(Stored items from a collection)
—————

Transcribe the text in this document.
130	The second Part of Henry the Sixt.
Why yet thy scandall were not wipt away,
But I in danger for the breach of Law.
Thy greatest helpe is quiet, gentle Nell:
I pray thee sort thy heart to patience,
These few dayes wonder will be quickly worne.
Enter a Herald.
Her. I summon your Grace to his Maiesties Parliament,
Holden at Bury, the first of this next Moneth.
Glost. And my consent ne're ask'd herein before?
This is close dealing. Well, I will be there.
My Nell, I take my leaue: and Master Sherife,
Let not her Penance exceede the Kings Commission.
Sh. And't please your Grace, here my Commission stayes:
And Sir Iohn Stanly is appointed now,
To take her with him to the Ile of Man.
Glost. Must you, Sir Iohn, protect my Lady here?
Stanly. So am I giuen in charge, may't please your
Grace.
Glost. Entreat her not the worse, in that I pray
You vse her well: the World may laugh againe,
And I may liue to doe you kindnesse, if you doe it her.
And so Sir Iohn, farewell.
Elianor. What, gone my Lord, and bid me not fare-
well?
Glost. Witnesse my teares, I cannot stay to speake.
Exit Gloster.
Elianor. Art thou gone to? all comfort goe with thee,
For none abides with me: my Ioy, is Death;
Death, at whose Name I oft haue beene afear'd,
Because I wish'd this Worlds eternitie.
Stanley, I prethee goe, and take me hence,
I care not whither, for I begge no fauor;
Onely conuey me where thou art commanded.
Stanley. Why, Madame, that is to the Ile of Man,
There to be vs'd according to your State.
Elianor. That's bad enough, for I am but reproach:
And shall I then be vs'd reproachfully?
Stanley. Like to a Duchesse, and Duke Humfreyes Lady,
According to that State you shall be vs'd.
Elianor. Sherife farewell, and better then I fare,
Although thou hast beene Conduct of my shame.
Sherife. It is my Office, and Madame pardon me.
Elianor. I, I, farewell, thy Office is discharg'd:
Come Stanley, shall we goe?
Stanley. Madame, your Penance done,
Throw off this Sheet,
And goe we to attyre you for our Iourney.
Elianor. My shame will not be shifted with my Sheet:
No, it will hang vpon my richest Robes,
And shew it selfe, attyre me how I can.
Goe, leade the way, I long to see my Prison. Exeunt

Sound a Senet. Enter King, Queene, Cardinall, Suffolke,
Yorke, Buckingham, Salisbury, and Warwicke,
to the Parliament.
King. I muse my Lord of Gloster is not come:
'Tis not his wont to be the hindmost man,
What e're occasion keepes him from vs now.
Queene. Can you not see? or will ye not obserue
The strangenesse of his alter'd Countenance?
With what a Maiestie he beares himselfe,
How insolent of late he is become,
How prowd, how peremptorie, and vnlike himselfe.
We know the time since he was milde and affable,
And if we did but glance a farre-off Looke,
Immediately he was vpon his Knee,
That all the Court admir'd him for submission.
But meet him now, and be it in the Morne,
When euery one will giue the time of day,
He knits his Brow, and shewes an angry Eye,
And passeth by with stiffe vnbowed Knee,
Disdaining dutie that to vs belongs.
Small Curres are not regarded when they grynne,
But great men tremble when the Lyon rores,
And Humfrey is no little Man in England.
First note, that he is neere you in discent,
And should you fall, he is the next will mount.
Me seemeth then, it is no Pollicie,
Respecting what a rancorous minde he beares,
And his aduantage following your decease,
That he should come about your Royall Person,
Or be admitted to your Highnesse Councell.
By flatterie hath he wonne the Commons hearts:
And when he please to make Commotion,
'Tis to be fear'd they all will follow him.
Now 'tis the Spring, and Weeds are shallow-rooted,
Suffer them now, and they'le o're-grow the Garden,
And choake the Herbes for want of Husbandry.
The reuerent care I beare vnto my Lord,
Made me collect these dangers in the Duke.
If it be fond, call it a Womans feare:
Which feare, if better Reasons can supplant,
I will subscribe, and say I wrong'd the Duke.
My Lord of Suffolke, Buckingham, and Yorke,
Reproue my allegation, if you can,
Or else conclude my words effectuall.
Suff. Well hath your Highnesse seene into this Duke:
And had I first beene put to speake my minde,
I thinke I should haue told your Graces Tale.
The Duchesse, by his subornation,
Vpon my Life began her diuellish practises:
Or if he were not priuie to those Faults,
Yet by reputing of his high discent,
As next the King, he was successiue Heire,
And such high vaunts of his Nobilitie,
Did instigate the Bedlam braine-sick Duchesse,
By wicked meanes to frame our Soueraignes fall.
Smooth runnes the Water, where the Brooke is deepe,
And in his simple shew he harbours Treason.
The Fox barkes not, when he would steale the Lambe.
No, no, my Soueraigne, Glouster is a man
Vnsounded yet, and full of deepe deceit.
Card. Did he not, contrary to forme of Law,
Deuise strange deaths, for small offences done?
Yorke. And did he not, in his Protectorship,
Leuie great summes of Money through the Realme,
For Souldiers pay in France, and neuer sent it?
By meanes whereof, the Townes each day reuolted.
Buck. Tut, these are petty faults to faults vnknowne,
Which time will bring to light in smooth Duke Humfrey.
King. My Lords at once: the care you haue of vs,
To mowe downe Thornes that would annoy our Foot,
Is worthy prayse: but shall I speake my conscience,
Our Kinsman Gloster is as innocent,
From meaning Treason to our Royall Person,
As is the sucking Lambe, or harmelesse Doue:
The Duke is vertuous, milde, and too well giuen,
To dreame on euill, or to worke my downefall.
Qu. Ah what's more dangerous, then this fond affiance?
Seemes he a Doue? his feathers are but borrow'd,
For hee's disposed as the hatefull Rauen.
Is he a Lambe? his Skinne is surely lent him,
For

—————

● **Your instructions**
Look above for lines with the word "Suffolke" and copy them all.

● **Exercise response**
Sound a Senet. Enter King, Queene, Cardinall, Suffolke,
My Lord of Suffolke, Buckingham, and Yorke,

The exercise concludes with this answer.